The task - Rewrite the data below, replacing "UI elements" with "interface elements" and leaving everything else unchanged. Omit the pictures from your answer.
▶
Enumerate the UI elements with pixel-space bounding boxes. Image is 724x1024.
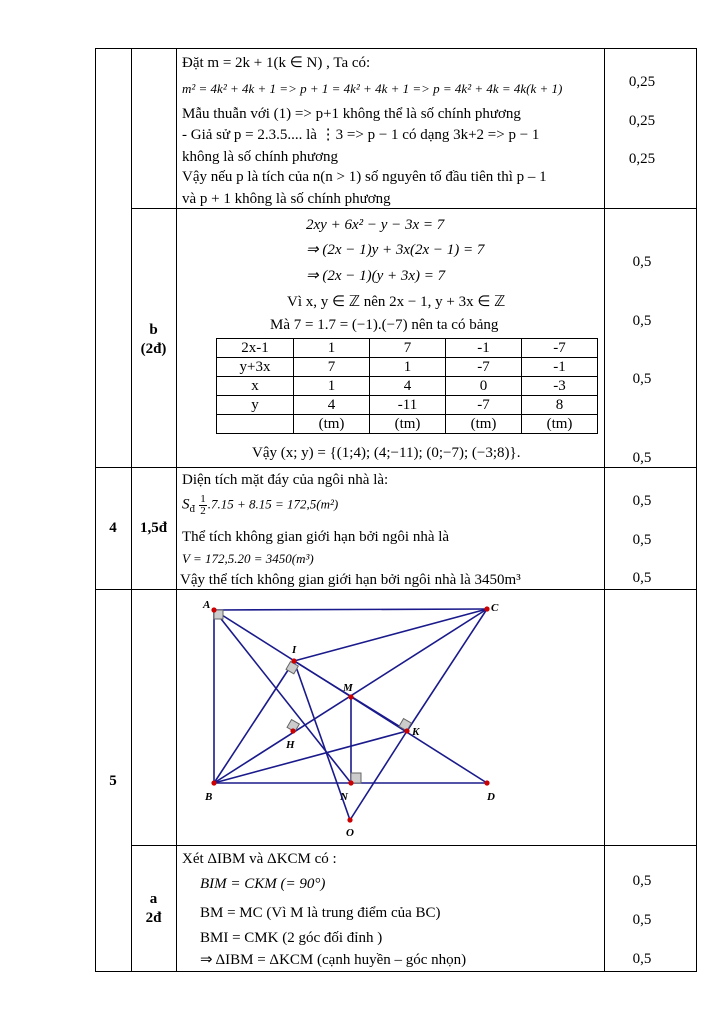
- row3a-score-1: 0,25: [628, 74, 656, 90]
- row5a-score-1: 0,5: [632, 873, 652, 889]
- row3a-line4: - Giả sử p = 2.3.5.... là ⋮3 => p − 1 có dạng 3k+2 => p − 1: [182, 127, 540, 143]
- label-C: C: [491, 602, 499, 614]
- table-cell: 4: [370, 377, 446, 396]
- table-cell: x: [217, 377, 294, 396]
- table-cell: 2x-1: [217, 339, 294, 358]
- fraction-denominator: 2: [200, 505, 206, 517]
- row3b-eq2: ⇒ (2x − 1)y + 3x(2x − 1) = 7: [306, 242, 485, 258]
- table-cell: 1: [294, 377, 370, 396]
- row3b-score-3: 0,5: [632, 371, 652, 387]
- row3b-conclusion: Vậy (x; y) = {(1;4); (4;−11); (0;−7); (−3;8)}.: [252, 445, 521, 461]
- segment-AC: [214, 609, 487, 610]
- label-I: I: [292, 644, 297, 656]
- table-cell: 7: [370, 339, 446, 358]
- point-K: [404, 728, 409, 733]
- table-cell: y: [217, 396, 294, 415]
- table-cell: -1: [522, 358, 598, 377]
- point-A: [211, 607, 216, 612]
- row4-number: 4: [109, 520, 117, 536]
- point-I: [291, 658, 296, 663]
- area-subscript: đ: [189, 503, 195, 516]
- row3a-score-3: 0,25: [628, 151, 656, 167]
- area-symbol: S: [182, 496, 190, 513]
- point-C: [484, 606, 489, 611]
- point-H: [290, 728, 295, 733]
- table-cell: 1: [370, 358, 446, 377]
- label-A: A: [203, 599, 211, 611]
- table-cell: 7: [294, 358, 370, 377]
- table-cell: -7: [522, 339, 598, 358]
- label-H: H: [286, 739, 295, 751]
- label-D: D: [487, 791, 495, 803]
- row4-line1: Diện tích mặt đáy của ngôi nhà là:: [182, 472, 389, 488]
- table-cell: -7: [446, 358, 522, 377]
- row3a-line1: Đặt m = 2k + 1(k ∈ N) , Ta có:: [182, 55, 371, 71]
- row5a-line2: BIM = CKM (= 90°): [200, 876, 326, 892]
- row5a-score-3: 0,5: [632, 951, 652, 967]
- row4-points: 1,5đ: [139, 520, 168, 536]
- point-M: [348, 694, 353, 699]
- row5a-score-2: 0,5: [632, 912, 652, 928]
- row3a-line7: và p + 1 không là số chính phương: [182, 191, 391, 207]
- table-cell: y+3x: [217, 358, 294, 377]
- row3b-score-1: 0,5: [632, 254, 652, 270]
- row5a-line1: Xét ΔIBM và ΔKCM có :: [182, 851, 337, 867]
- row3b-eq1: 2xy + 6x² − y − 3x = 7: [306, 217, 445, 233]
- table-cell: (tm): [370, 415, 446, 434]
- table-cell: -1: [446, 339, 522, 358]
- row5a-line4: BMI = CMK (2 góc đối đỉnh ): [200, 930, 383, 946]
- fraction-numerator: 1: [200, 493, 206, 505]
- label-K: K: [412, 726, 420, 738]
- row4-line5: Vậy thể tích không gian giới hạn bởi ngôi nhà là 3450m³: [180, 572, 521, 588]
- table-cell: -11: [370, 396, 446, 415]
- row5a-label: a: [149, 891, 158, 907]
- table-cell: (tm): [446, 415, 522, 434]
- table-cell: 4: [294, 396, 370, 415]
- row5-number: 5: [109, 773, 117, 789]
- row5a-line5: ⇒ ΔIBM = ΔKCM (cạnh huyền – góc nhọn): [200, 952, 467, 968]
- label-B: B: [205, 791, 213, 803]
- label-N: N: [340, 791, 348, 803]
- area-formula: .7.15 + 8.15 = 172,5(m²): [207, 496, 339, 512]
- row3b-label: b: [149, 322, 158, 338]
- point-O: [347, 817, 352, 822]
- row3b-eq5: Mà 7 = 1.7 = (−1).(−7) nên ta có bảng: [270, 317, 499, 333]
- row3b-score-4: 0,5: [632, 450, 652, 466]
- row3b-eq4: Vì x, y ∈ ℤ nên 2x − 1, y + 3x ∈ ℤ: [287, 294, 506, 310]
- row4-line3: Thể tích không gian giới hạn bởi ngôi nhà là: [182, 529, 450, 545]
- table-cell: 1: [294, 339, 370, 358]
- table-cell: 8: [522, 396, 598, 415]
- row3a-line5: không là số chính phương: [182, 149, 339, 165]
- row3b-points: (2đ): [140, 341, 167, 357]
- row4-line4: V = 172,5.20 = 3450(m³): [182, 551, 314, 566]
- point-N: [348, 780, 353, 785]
◀
Correct output -
Enumerate the interface elements with pixel-space bounding boxes. Image is 724x1024.
- row3a-score-1: 0,25: [628, 74, 656, 90]
- row5a-score-1: 0,5: [632, 873, 652, 889]
- row3a-line4: - Giả sử p = 2.3.5.... là ⋮3 => p − 1 có dạng 3k+2 => p − 1: [182, 127, 540, 143]
- label-C: C: [491, 602, 499, 614]
- table-cell: 4: [370, 377, 446, 396]
- table-cell: x: [217, 377, 294, 396]
- table-cell: 2x-1: [217, 339, 294, 358]
- fraction-denominator: 2: [200, 505, 206, 517]
- row3b-eq2: ⇒ (2x − 1)y + 3x(2x − 1) = 7: [306, 242, 485, 258]
- table-cell: 1: [294, 377, 370, 396]
- row3b-score-3: 0,5: [632, 371, 652, 387]
- row3b-conclusion: Vậy (x; y) = {(1;4); (4;−11); (0;−7); (−3;8)}.: [252, 445, 521, 461]
- segment-AC: [214, 609, 487, 610]
- label-I: I: [292, 644, 297, 656]
- table-cell: 7: [370, 339, 446, 358]
- point-K: [404, 728, 409, 733]
- table-cell: y: [217, 396, 294, 415]
- table-cell: -1: [522, 358, 598, 377]
- point-A: [211, 607, 216, 612]
- row4-number: 4: [109, 520, 117, 536]
- point-I: [291, 658, 296, 663]
- area-subscript: đ: [189, 503, 195, 516]
- row3a-score-3: 0,25: [628, 151, 656, 167]
- area-symbol: S: [182, 496, 190, 513]
- point-C: [484, 606, 489, 611]
- point-H: [290, 728, 295, 733]
- table-cell: 1: [370, 358, 446, 377]
- label-A: A: [203, 599, 211, 611]
- table-cell: 7: [294, 358, 370, 377]
- table-cell: -7: [522, 339, 598, 358]
- label-H: H: [286, 739, 295, 751]
- label-D: D: [487, 791, 495, 803]
- row4-line1: Diện tích mặt đáy của ngôi nhà là:: [182, 472, 389, 488]
- table-cell: -7: [446, 358, 522, 377]
- row3a-line1: Đặt m = 2k + 1(k ∈ N) , Ta có:: [182, 55, 371, 71]
- row5a-line2: BIM = CKM (= 90°): [200, 876, 326, 892]
- row5a-score-3: 0,5: [632, 951, 652, 967]
- row4-points: 1,5đ: [139, 520, 168, 536]
- point-M: [348, 694, 353, 699]
- row5a-score-2: 0,5: [632, 912, 652, 928]
- row3a-line7: và p + 1 không là số chính phương: [182, 191, 391, 207]
- table-cell: y+3x: [217, 358, 294, 377]
- row3b-score-1: 0,5: [632, 254, 652, 270]
- row5a-line1: Xét ΔIBM và ΔKCM có :: [182, 851, 337, 867]
- row3b-eq1: 2xy + 6x² − y − 3x = 7: [306, 217, 445, 233]
- table-cell: (tm): [370, 415, 446, 434]
- table-cell: -1: [446, 339, 522, 358]
- row5a-line4: BMI = CMK (2 góc đối đỉnh ): [200, 930, 383, 946]
- fraction-numerator: 1: [200, 493, 206, 505]
- label-K: K: [412, 726, 420, 738]
- row4-line5: Vậy thể tích không gian giới hạn bởi ngôi nhà là 3450m³: [180, 572, 521, 588]
- table-cell: -11: [370, 396, 446, 415]
- row5a-label: a: [149, 891, 158, 907]
- table-cell: (tm): [446, 415, 522, 434]
- table-cell: 4: [294, 396, 370, 415]
- row5-number: 5: [109, 773, 117, 789]
- row5a-line5: ⇒ ΔIBM = ΔKCM (cạnh huyền – góc nhọn): [200, 952, 467, 968]
- label-B: B: [205, 791, 213, 803]
- label-N: N: [340, 791, 348, 803]
- area-formula: .7.15 + 8.15 = 172,5(m²): [207, 496, 339, 512]
- row3b-label: b: [149, 322, 158, 338]
- point-O: [347, 817, 352, 822]
- row3b-eq5: Mà 7 = 1.7 = (−1).(−7) nên ta có bảng: [270, 317, 499, 333]
- row3b-score-4: 0,5: [632, 450, 652, 466]
- row3b-eq4: Vì x, y ∈ ℤ nên 2x − 1, y + 3x ∈ ℤ: [287, 294, 506, 310]
- row4-line3: Thể tích không gian giới hạn bởi ngôi nhà là: [182, 529, 450, 545]
- table-cell: 1: [294, 339, 370, 358]
- table-cell: 8: [522, 396, 598, 415]
- row3a-line5: không là số chính phương: [182, 149, 339, 165]
- row3b-points: (2đ): [140, 341, 167, 357]
- row4-line4: V = 172,5.20 = 3450(m³): [182, 551, 314, 566]
- point-N: [348, 780, 353, 785]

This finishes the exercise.